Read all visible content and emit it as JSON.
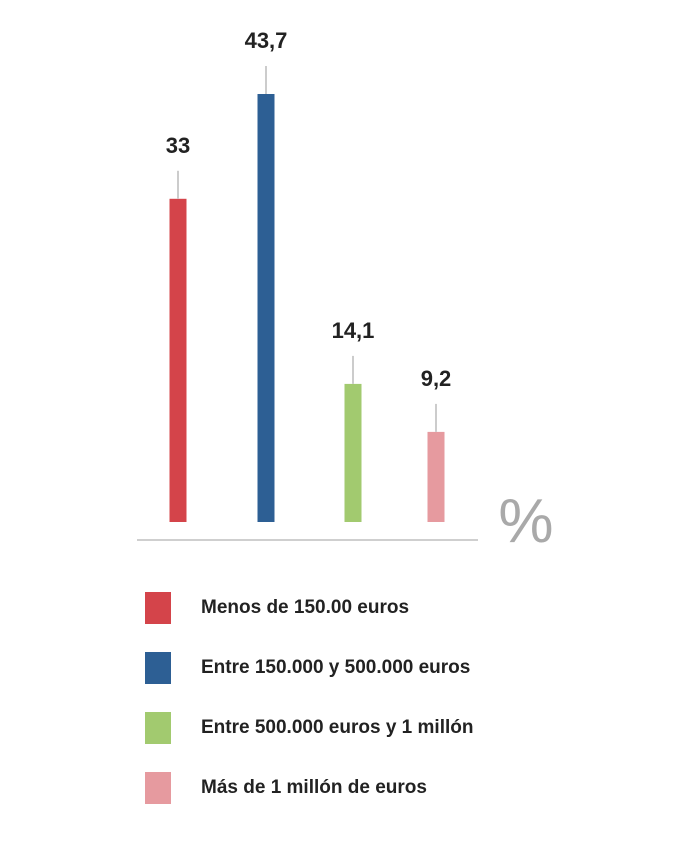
{
  "chart_data": {
    "type": "bar",
    "categories": [
      "Menos de 150.00 euros",
      "Entre 150.000 y 500.000 euros",
      "Entre 500.000 euros y 1 millón",
      "Más de 1 millón de euros"
    ],
    "values": [
      33,
      43.7,
      14.1,
      9.2
    ],
    "value_labels": [
      "33",
      "43,7",
      "14,1",
      "9,2"
    ],
    "colors": [
      "#d4444a",
      "#2d5f94",
      "#a2ca6f",
      "#e69a9f"
    ],
    "unit": "%",
    "ylim": [
      0,
      43.7
    ],
    "grid": false,
    "legend_position": "bottom"
  }
}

▶ WHAT IS BEING ASKED:
Set down the records in full and exactly. Do not carry over any image.

▶ TASK OUTPUT:
Read all visible content and emit it as JSON.
{
  "chart_data": {
    "type": "bar",
    "categories": [
      "Menos de 150.00 euros",
      "Entre 150.000 y 500.000 euros",
      "Entre 500.000 euros y 1 millón",
      "Más de 1 millón de euros"
    ],
    "values": [
      33,
      43.7,
      14.1,
      9.2
    ],
    "value_labels": [
      "33",
      "43,7",
      "14,1",
      "9,2"
    ],
    "colors": [
      "#d4444a",
      "#2d5f94",
      "#a2ca6f",
      "#e69a9f"
    ],
    "unit": "%",
    "ylim": [
      0,
      43.7
    ],
    "grid": false,
    "legend_position": "bottom"
  }
}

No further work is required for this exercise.